- [DEINE AUFGABEN]
A. Gib aus der Forendiskussion über Weltraumfilme das Stück von "## Grelldor (30." bis einschließlich "Menschen aus einem..." Wort für Wort wieder.
B. Beantworte kurz anhand der Forendiskussion über Weltraumfilme:
(i) Über welchen Film macht sich Grelldor lustig?
(ii) Welchen Film bringt LOX-TT ins Spiel, wenn man auch Parodien mitzählt?
(iii) Worum geht es laut LOX-TT in „der Marsianer“ fast nur, bevor es am Ende in den Weltraum geht?
C. Warum könnte man Independence Day laut LOX-TT in der Forendiskussion über Weltraumfilme nur „theoretisch“ nennen? Antworte in ein bis drei Sätzen.

- [TEXT ZUM LESEN]
────────────────────────────────────────

# Auf engstem Raum in unendlichen Weiten: Tolle Filme für das Raumfahrt-Feeling



## MatthiasBrueckle (30. April 2016)

Jetzt ist Deine Meinung zu *Auf engstem Raum in unendlichen Weiten: Tolle Filme für das Raumfahrt-Feeling* gefragt. 


				Bitte beachtet: Der Kommentarbereich wird gemäß der Forenregeln moderiert.





			Dieser Inhalt steht nur eingeloggten Mitgliedern zur Verfügung.
        

 Zum Artikel: Auf engstem Raum in unendlichen Weiten: Tolle Filme für das Raumfahrt-Feeling


----------



## Grelldor (30. April 2016)

lol... Serenity... double-lol. Den Kram muss man schon lieben um ihn zu ertragen.

Dann steht zuhaus wohl auch das Box-Set von Buffy, oder? Weltraumfeeling kommt da weniger auf, eher "Schlechter Spaghetti-Western-Feeling"... Aber über Geschmack soll man ja nicht streiten, macht ja keinen besseren Menschen aus einem...


----------



## LOX-TT (30. April 2016)

theoretisch könnte man noch Independence Day nennen, aber dort ist ja eigentlich erst in den letzten 20 - 30 Minuten wirklich Weltraum, als das Mutterschiff angeflogen wird mit dem Ufo
Oder recht aktueller Streifen, der Marsianer, aber auch da ist erst ganz am Ende wirklich Weltraum (und kurzeitig mal dazwischen), vorher ist fast nur Erde und Mars Thematik

wenn man Parodien auch mit nimmt, wäre noch Iron Sky wo ja auch einige Zeit im Weltraum und auf  (der dunklen Seite vom) Mond spielt


----------



## Enisra (30. April 2016)

────────────────────────────────────────

- [GEZEIGTE DATEN]

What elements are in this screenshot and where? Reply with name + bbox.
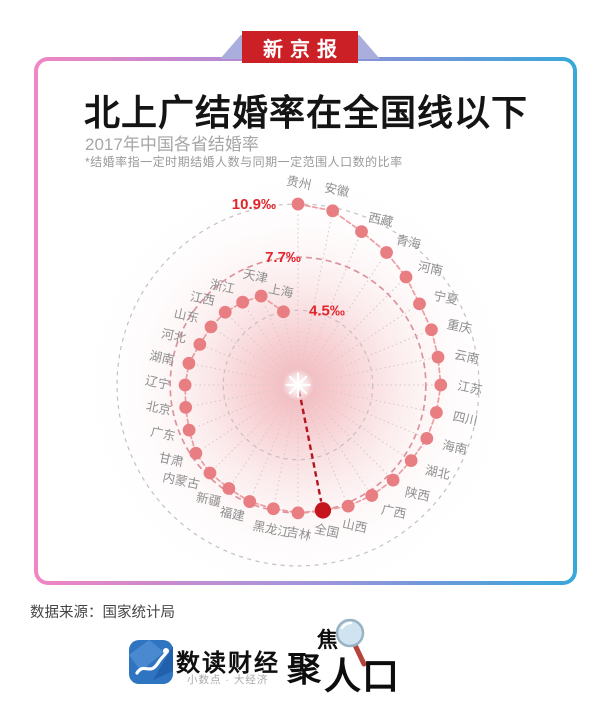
- chart-subtitle: 2017年中国各省结婚率: [85, 135, 259, 154]
- chart-footnote: *结婚率指一定时期结婚人数与同期一定范围人口数的比率: [85, 155, 403, 169]
- masthead-badge: 新京报: [242, 31, 358, 63]
- jujiao-logo-char-jiao: 焦: [317, 629, 338, 652]
- jujiao-logo-renkou: 人口: [324, 656, 400, 697]
- jujiao-logo-char-ju: 聚: [287, 651, 321, 689]
- shudu-caijing-tagline: 小数点 · 大经济: [187, 674, 269, 686]
- page-title: 北上广结婚率在全国线以下: [84, 92, 529, 133]
- data-source-note: 数据来源：国家统计局: [30, 605, 175, 621]
- magnifier-icon: [335, 618, 367, 667]
- shudu-caijing-logo-text: 数读财经: [176, 650, 280, 677]
- shudu-caijing-logo-icon: [129, 640, 173, 684]
- jujiao-renkou-logo: 聚 焦 人口: [287, 618, 407, 700]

────────────────────────────────────────

- [DIE ANTWORTEN]
A.
## Grelldor (30. April 2016)

lol... Serenity... double-lol. Den Kram muss man schon lieben um ihn zu ertragen.

Dann steht zuhaus wohl auch das Box-Set von Buffy, oder? Weltraumfeeling kommt da weniger auf, eher "Schlechter Spaghetti-Western-Feeling"... Aber über Geschmack soll man ja nicht streiten, macht ja keinen besseren Menschen aus einem...

B.
(i) Serenity
(ii) Iron Sky
(iii) Um Erde und Mars

C. Weil es dort eigentlich erst in den letzten 20 bis 30 Minuten wirklich um den Weltraum geht. Erst dann wird mit dem Ufo das Mutterschiff angeflogen.